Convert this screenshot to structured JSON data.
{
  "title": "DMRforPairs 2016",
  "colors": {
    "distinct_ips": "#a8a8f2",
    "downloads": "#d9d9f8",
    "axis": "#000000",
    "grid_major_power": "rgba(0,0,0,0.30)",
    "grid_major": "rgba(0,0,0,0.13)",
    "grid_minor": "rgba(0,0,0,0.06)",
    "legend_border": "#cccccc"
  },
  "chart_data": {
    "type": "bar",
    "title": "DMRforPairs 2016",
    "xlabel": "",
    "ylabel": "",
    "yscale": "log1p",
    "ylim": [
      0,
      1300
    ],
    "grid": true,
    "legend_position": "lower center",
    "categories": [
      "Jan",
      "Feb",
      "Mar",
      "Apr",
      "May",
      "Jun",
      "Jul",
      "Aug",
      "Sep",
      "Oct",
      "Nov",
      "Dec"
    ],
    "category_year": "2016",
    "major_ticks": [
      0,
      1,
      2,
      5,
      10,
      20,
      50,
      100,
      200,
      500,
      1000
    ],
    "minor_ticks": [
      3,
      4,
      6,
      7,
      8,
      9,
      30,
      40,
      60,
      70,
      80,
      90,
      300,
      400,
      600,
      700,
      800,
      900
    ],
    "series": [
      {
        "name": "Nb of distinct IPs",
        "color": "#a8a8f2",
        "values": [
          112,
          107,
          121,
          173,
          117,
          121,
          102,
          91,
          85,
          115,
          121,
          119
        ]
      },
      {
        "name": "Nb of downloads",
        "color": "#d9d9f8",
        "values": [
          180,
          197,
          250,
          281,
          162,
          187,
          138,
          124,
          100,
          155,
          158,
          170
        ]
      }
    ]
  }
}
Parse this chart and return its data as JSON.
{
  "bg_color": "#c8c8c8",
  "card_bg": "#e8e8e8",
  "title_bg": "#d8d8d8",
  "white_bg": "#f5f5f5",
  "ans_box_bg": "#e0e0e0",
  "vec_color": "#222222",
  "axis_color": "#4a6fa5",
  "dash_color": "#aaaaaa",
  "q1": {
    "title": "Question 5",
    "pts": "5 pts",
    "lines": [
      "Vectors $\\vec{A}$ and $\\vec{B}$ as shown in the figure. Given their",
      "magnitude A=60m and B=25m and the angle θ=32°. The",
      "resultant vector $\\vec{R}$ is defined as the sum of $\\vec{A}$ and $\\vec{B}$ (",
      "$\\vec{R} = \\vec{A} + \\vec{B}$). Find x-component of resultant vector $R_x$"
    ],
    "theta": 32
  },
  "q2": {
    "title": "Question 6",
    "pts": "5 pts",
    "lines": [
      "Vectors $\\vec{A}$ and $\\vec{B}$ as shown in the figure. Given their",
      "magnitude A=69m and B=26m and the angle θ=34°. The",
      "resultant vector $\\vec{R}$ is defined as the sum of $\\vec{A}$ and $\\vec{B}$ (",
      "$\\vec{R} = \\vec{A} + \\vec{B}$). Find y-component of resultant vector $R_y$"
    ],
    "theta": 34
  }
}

※

## SHORT PROBLEM
Check each line of the material above for "rgba" and say how many lines contain it, giving the number alone.

## ANSWER
3